THE TASK:
With pictures removed, the data below should be returned exactly.

(Stored items)

•••

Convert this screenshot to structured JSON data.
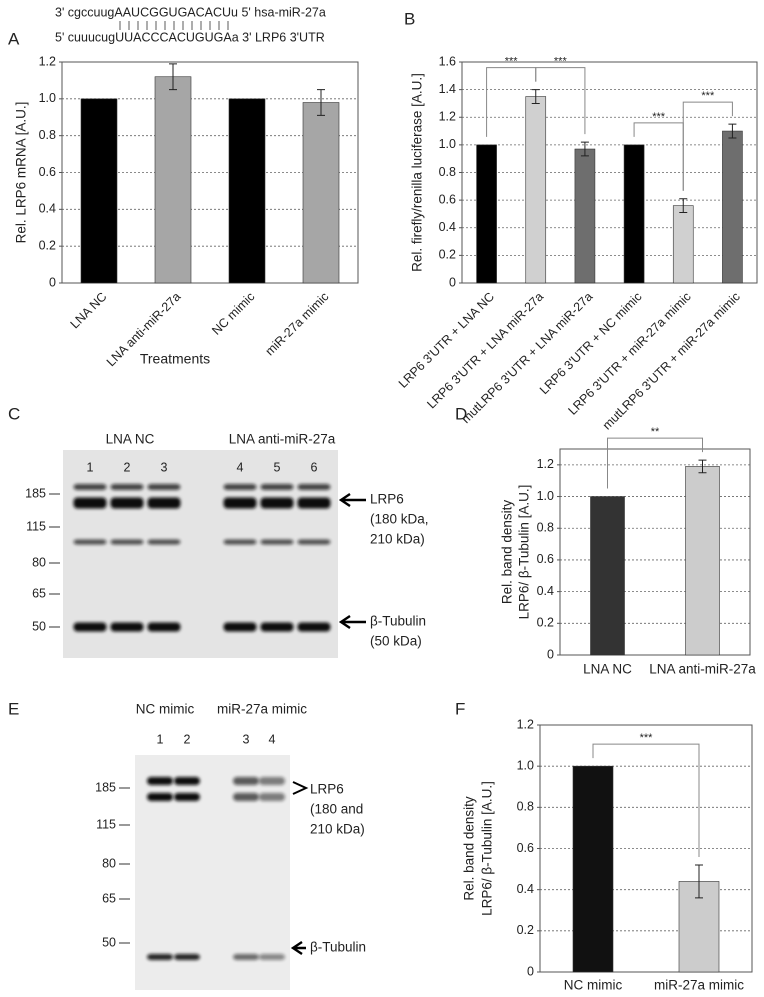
{
  "panel_labels": [
    "A",
    "B",
    "C",
    "D",
    "E",
    "F"
  ],
  "sequence": [
    "3' cgccuugAAUCGGUGACACUu 5' hsa-miR-27a",
    "5' cuuucugUUACCCACUGUGAa 3' LRP6 3'UTR"
  ],
  "chart_data": [
    {
      "type": "bar",
      "xlabel": "Treatments",
      "ylabel": "Rel. LRP6 mRNA [A.U.]",
      "categories": [
        "LNA NC",
        "LNA anti-miR-27a",
        "NC mimic",
        "miR-27a mimic"
      ],
      "values": [
        1.0,
        1.12,
        1.0,
        0.98
      ],
      "errors": [
        null,
        0.07,
        null,
        0.07
      ],
      "colors": [
        "#000000",
        "#a6a6a6",
        "#000000",
        "#a6a6a6"
      ],
      "ylim": [
        0,
        1.2
      ],
      "yticks": [
        0,
        0.2,
        0.4,
        0.6,
        0.8,
        {
          "value": 1,
          "label": "1.0"
        },
        1.2
      ],
      "grid": true
    },
    {
      "type": "bar",
      "ylabel": "Rel. firefly/renilla luciferase [A.U.]",
      "categories": [
        "LRP6 3'UTR + LNA NC",
        "LRP6 3'UTR + LNA miR-27a",
        "mutLRP6 3'UTR + LNA miR-27a",
        "LRP6 3'UTR + NC mimic",
        "LRP6 3'UTR + miR-27a mimic",
        "mutLRP6 3'UTR + miR-27a mimic"
      ],
      "values": [
        1.0,
        1.35,
        0.97,
        1.0,
        0.56,
        1.1
      ],
      "errors": [
        null,
        0.05,
        0.05,
        null,
        0.05,
        0.05
      ],
      "colors": [
        "#000000",
        "#d0d0d0",
        "#6e6e6e",
        "#000000",
        "#d0d0d0",
        "#6e6e6e"
      ],
      "ylim": [
        0,
        1.6
      ],
      "yticks": [
        0,
        0.2,
        0.4,
        0.6,
        0.8,
        {
          "value": 1,
          "label": "1.0"
        },
        1.2,
        1.4,
        1.6
      ],
      "grid": true,
      "comparisons": [
        {
          "label": "***",
          "between": [
            0,
            1
          ]
        },
        {
          "label": "***",
          "between": [
            1,
            2
          ]
        },
        {
          "label": "***",
          "between": [
            3,
            4
          ]
        },
        {
          "label": "***",
          "between": [
            4,
            5
          ]
        }
      ]
    },
    {
      "type": "bar",
      "ylabel": [
        "Rel. band density",
        "LRP6/ β-Tubulin [A.U.]"
      ],
      "categories": [
        "LNA NC",
        "LNA anti-miR-27a"
      ],
      "values": [
        1.0,
        1.19
      ],
      "errors": [
        null,
        0.04
      ],
      "colors": [
        "#333333",
        "#cccccc"
      ],
      "ylim": [
        0,
        1.3
      ],
      "yticks": [
        0,
        0.2,
        0.4,
        0.6,
        0.8,
        {
          "value": 1,
          "label": "1.0"
        },
        1.2
      ],
      "grid": true,
      "comparisons": [
        {
          "label": "**",
          "between": [
            0,
            1
          ]
        }
      ]
    },
    {
      "type": "bar",
      "ylabel": [
        "Rel. band density",
        "LRP6/ β-Tubulin [A.U.]"
      ],
      "categories": [
        "NC mimic",
        "miR-27a mimic"
      ],
      "values": [
        1.0,
        0.44
      ],
      "errors": [
        null,
        0.08
      ],
      "colors": [
        "#111111",
        "#cccccc"
      ],
      "ylim": [
        0,
        1.2
      ],
      "yticks": [
        0,
        0.2,
        0.4,
        0.6,
        0.8,
        {
          "value": 1,
          "label": "1.0"
        },
        1.2
      ],
      "grid": true,
      "comparisons": [
        {
          "label": "***",
          "between": [
            0,
            1
          ]
        }
      ]
    }
  ],
  "blots": [
    {
      "groups": [
        "LNA NC",
        "LNA anti-miR-27a"
      ],
      "lanes": [
        "1",
        "2",
        "3",
        "4",
        "5",
        "6"
      ],
      "markers": [
        "185",
        "115",
        "80",
        "65",
        "50"
      ],
      "annotations": [
        [
          "LRP6",
          "(180 kDa,",
          "210 kDa)"
        ],
        [
          "β-Tubulin",
          "(50 kDa)"
        ]
      ]
    },
    {
      "groups": [
        "NC mimic",
        "miR-27a mimic"
      ],
      "lanes": [
        "1",
        "2",
        "3",
        "4"
      ],
      "markers": [
        "185",
        "115",
        "80",
        "65",
        "50"
      ],
      "annotations": [
        [
          "LRP6",
          "(180 and",
          "210 kDa)"
        ],
        [
          "β-Tubulin"
        ]
      ]
    }
  ]
}
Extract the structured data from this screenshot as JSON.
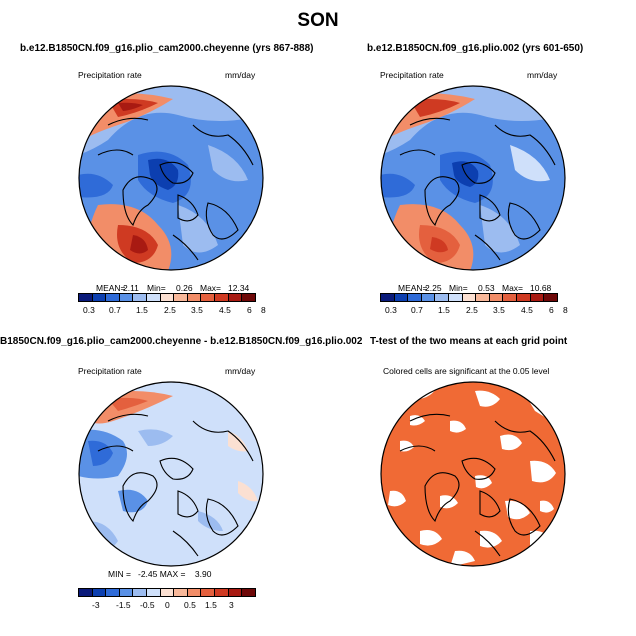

•••

THE COMPLETED TASK:
Convert this screenshot to structured JSON data.
{
  "panel_labels": [
    "A",
    "B",
    "C",
    "D",
    "E",
    "F"
  ],
  "sequence": [
    "3' cgccuugAAUCGGUGACACUu 5' hsa-miR-27a",
    "5' cuuucugUUACCCACUGUGAa 3' LRP6 3'UTR"
  ],
  "chart_data": [
    {
      "type": "bar",
      "xlabel": "Treatments",
      "ylabel": "Rel. LRP6 mRNA [A.U.]",
      "categories": [
        "LNA NC",
        "LNA anti-miR-27a",
        "NC mimic",
        "miR-27a mimic"
      ],
      "values": [
        1.0,
        1.12,
        1.0,
        0.98
      ],
      "errors": [
        null,
        0.07,
        null,
        0.07
      ],
      "colors": [
        "#000000",
        "#a6a6a6",
        "#000000",
        "#a6a6a6"
      ],
      "ylim": [
        0,
        1.2
      ],
      "yticks": [
        0,
        0.2,
        0.4,
        0.6,
        0.8,
        {
          "value": 1,
          "label": "1.0"
        },
        1.2
      ],
      "grid": true
    },
    {
      "type": "bar",
      "ylabel": "Rel. firefly/renilla luciferase [A.U.]",
      "categories": [
        "LRP6 3'UTR + LNA NC",
        "LRP6 3'UTR + LNA miR-27a",
        "mutLRP6 3'UTR + LNA miR-27a",
        "LRP6 3'UTR + NC mimic",
        "LRP6 3'UTR + miR-27a mimic",
        "mutLRP6 3'UTR + miR-27a mimic"
      ],
      "values": [
        1.0,
        1.35,
        0.97,
        1.0,
        0.56,
        1.1
      ],
      "errors": [
        null,
        0.05,
        0.05,
        null,
        0.05,
        0.05
      ],
      "colors": [
        "#000000",
        "#d0d0d0",
        "#6e6e6e",
        "#000000",
        "#d0d0d0",
        "#6e6e6e"
      ],
      "ylim": [
        0,
        1.6
      ],
      "yticks": [
        0,
        0.2,
        0.4,
        0.6,
        0.8,
        {
          "value": 1,
          "label": "1.0"
        },
        1.2,
        1.4,
        1.6
      ],
      "grid": true,
      "comparisons": [
        {
          "label": "***",
          "between": [
            0,
            1
          ]
        },
        {
          "label": "***",
          "between": [
            1,
            2
          ]
        },
        {
          "label": "***",
          "between": [
            3,
            4
          ]
        },
        {
          "label": "***",
          "between": [
            4,
            5
          ]
        }
      ]
    },
    {
      "type": "bar",
      "ylabel": [
        "Rel. band density",
        "LRP6/ β-Tubulin [A.U.]"
      ],
      "categories": [
        "LNA NC",
        "LNA anti-miR-27a"
      ],
      "values": [
        1.0,
        1.19
      ],
      "errors": [
        null,
        0.04
      ],
      "colors": [
        "#333333",
        "#cccccc"
      ],
      "ylim": [
        0,
        1.3
      ],
      "yticks": [
        0,
        0.2,
        0.4,
        0.6,
        0.8,
        {
          "value": 1,
          "label": "1.0"
        },
        1.2
      ],
      "grid": true,
      "comparisons": [
        {
          "label": "**",
          "between": [
            0,
            1
          ]
        }
      ]
    },
    {
      "type": "bar",
      "ylabel": [
        "Rel. band density",
        "LRP6/ β-Tubulin [A.U.]"
      ],
      "categories": [
        "NC mimic",
        "miR-27a mimic"
      ],
      "values": [
        1.0,
        0.44
      ],
      "errors": [
        null,
        0.08
      ],
      "colors": [
        "#111111",
        "#cccccc"
      ],
      "ylim": [
        0,
        1.2
      ],
      "yticks": [
        0,
        0.2,
        0.4,
        0.6,
        0.8,
        {
          "value": 1,
          "label": "1.0"
        },
        1.2
      ],
      "grid": true,
      "comparisons": [
        {
          "label": "***",
          "between": [
            0,
            1
          ]
        }
      ]
    }
  ],
  "blots": [
    {
      "groups": [
        "LNA NC",
        "LNA anti-miR-27a"
      ],
      "lanes": [
        "1",
        "2",
        "3",
        "4",
        "5",
        "6"
      ],
      "markers": [
        "185",
        "115",
        "80",
        "65",
        "50"
      ],
      "annotations": [
        [
          "LRP6",
          "(180 kDa,",
          "210 kDa)"
        ],
        [
          "β-Tubulin",
          "(50 kDa)"
        ]
      ]
    },
    {
      "groups": [
        "NC mimic",
        "miR-27a mimic"
      ],
      "lanes": [
        "1",
        "2",
        "3",
        "4"
      ],
      "markers": [
        "185",
        "115",
        "80",
        "65",
        "50"
      ],
      "annotations": [
        [
          "LRP6",
          "(180 and",
          "210 kDa)"
        ],
        [
          "β-Tubulin"
        ]
      ]
    }
  ]
}
Extract the structured data from this screenshot as JSON.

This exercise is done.